◆ Work to do ◆
Could you arrange the rows below as a Markdown table with the columns Row and Content, numbering each row and leaving out any blank lines?

◆ Data to use ◆
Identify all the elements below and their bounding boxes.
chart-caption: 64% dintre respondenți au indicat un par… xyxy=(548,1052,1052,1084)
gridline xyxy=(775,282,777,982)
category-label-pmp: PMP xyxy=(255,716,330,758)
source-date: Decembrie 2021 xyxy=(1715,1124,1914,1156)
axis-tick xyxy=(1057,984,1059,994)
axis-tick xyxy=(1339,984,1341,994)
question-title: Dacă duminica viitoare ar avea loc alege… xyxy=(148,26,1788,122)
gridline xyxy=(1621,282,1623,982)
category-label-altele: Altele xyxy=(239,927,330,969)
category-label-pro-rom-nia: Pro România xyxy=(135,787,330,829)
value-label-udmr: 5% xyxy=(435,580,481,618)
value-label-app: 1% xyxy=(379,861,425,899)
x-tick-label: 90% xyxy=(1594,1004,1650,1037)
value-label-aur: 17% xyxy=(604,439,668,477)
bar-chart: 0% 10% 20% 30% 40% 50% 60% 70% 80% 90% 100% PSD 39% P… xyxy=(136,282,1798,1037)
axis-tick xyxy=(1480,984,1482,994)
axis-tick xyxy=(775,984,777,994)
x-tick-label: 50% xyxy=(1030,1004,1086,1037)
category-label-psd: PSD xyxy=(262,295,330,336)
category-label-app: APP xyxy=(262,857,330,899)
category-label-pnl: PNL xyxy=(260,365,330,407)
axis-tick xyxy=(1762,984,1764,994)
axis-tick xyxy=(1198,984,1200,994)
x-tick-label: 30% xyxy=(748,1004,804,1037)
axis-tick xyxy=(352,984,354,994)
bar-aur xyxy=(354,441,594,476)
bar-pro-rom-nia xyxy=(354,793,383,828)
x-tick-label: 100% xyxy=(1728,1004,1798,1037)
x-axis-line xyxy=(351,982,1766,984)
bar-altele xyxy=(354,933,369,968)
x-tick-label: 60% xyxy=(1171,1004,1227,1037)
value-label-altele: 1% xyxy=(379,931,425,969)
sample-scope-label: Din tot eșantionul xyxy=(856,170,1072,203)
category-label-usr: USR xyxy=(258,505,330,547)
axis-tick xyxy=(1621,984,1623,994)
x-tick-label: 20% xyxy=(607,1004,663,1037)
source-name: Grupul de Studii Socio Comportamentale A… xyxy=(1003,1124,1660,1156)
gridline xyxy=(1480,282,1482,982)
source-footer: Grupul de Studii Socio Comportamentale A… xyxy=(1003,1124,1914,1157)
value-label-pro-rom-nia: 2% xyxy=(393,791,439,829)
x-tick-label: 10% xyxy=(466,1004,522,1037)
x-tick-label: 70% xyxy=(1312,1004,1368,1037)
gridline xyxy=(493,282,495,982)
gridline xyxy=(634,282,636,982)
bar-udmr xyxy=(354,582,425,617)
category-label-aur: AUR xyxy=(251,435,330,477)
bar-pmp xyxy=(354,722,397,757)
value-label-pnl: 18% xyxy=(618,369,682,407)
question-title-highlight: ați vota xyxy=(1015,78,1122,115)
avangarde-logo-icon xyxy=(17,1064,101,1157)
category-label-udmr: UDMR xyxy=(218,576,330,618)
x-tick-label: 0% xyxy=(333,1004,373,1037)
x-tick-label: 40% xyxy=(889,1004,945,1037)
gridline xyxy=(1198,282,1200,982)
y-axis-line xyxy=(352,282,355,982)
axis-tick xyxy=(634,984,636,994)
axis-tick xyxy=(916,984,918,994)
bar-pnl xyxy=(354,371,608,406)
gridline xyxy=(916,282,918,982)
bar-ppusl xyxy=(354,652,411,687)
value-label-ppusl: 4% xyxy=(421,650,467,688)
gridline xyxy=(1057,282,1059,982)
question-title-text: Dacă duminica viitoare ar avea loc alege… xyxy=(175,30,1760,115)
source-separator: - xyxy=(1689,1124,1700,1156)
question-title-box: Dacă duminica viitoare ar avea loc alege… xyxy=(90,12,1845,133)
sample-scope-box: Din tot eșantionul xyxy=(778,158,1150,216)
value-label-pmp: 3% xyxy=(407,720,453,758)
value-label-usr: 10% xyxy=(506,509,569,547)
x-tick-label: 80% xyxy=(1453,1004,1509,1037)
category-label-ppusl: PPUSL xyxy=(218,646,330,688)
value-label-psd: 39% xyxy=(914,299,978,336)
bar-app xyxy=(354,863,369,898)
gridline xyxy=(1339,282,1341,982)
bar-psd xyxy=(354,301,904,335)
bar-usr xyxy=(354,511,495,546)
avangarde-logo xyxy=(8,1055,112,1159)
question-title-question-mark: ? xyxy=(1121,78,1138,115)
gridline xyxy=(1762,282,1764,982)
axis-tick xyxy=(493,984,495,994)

◆ Response to this exercise ◆
| Row | Content |
|---|---|
| 1 | Identify all the elements below and their bounding boxes. |
| 2 | chart-caption: 64% dintre respondenți au indicat un par… xyxy=(548,1052,1052,1084) |
| 3 | gridline xyxy=(775,282,777,982) |
| 4 | category-label-pmp: PMP xyxy=(255,716,330,758) |
| 5 | source-date: Decembrie 2021 xyxy=(1715,1124,1914,1156) |
| 6 | axis-tick xyxy=(1057,984,1059,994) |
| 7 | axis-tick xyxy=(1339,984,1341,994) |
| 8 | question-title: Dacă duminica viitoare ar avea loc alege… xyxy=(148,26,1788,122) |
| 9 | gridline xyxy=(1621,282,1623,982) |
| 10 | category-label-altele: Altele xyxy=(239,927,330,969) |
| 11 | category-label-pro-rom-nia: Pro România xyxy=(135,787,330,829) |
| 12 | value-label-udmr: 5% xyxy=(435,580,481,618) |
| 13 | value-label-app: 1% xyxy=(379,861,425,899) |
| 14 | x-tick-label: 90% xyxy=(1594,1004,1650,1037) |
| 15 | value-label-aur: 17% xyxy=(604,439,668,477) |
| 16 | bar-chart: 0% 10% 20% 30% 40% 50% 60% 70% 80% 90% 100% PSD 39% P… xyxy=(136,282,1798,1037) |
| 17 | axis-tick xyxy=(1480,984,1482,994) |
| 18 | axis-tick xyxy=(775,984,777,994) |
| 19 | x-tick-label: 50% xyxy=(1030,1004,1086,1037) |
| 20 | category-label-psd: PSD xyxy=(262,295,330,336) |
| 21 | category-label-app: APP xyxy=(262,857,330,899) |
| 22 | category-label-pnl: PNL xyxy=(260,365,330,407) |
| 23 | axis-tick xyxy=(1762,984,1764,994) |
| 24 | axis-tick xyxy=(1198,984,1200,994) |
| 25 | x-tick-label: 30% xyxy=(748,1004,804,1037) |
| 26 | axis-tick xyxy=(352,984,354,994) |
| 27 | bar-aur xyxy=(354,441,594,476) |
| 28 | bar-pro-rom-nia xyxy=(354,793,383,828) |
| 29 | x-tick-label: 100% xyxy=(1728,1004,1798,1037) |
| 30 | x-axis-line xyxy=(351,982,1766,984) |
| 31 | bar-altele xyxy=(354,933,369,968) |
| 32 | x-tick-label: 60% xyxy=(1171,1004,1227,1037) |
| 33 | value-label-altele: 1% xyxy=(379,931,425,969) |
| 34 | sample-scope-label: Din tot eșantionul xyxy=(856,170,1072,203) |
| 35 | category-label-usr: USR xyxy=(258,505,330,547) |
| 36 | axis-tick xyxy=(1621,984,1623,994) |
| 37 | x-tick-label: 20% xyxy=(607,1004,663,1037) |
| 38 | source-name: Grupul de Studii Socio Comportamentale A… xyxy=(1003,1124,1660,1156) |
| 39 | gridline xyxy=(1480,282,1482,982) |
| 40 | source-footer: Grupul de Studii Socio Comportamentale A… xyxy=(1003,1124,1914,1157) |
| 41 | value-label-pro-rom-nia: 2% xyxy=(393,791,439,829) |
| 42 | x-tick-label: 10% xyxy=(466,1004,522,1037) |
| 43 | x-tick-label: 70% xyxy=(1312,1004,1368,1037) |
| 44 | gridline xyxy=(493,282,495,982) |
| 45 | gridline xyxy=(634,282,636,982) |
| 46 | bar-udmr xyxy=(354,582,425,617) |
| 47 | category-label-aur: AUR xyxy=(251,435,330,477) |
| 48 | bar-pmp xyxy=(354,722,397,757) |
| 49 | value-label-pnl: 18% xyxy=(618,369,682,407) |
| 50 | question-title-highlight: ați vota xyxy=(1015,78,1122,115) |
| 51 | avangarde-logo-icon xyxy=(17,1064,101,1157) |
| 52 | category-label-udmr: UDMR xyxy=(218,576,330,618) |
| 53 | x-tick-label: 0% xyxy=(333,1004,373,1037) |
| 54 | x-tick-label: 40% xyxy=(889,1004,945,1037) |
| 55 | gridline xyxy=(1198,282,1200,982) |
| 56 | y-axis-line xyxy=(352,282,355,982) |
| 57 | axis-tick xyxy=(634,984,636,994) |
| 58 | axis-tick xyxy=(916,984,918,994) |
| 59 | bar-pnl xyxy=(354,371,608,406) |
| 60 | gridline xyxy=(916,282,918,982) |
| 61 | bar-ppusl xyxy=(354,652,411,687) |
| 62 | value-label-ppusl: 4% xyxy=(421,650,467,688) |
| 63 | gridline xyxy=(1057,282,1059,982) |
| 64 | question-title-text: Dacă duminica viitoare ar avea loc alege… xyxy=(175,30,1760,115) |
| 65 | source-separator: - xyxy=(1689,1124,1700,1156) |
| 66 | question-title-box: Dacă duminica viitoare ar avea loc alege… xyxy=(90,12,1845,133) |
| 67 | sample-scope-box: Din tot eșantionul xyxy=(778,158,1150,216) |
| 68 | value-label-pmp: 3% xyxy=(407,720,453,758) |
| 69 | value-label-usr: 10% xyxy=(506,509,569,547) |
| 70 | x-tick-label: 80% xyxy=(1453,1004,1509,1037) |
| 71 | category-label-ppusl: PPUSL xyxy=(218,646,330,688) |
| 72 | value-label-psd: 39% xyxy=(914,299,978,336) |
| 73 | bar-app xyxy=(354,863,369,898) |
| 74 | gridline xyxy=(1339,282,1341,982) |
| 75 | bar-psd xyxy=(354,301,904,335) |
| 76 | bar-usr xyxy=(354,511,495,546) |
| 77 | avangarde-logo xyxy=(8,1055,112,1159) |
| 78 | question-title-question-mark: ? xyxy=(1121,78,1138,115) |
| 79 | gridline xyxy=(1762,282,1764,982) |
| 80 | axis-tick xyxy=(493,984,495,994) |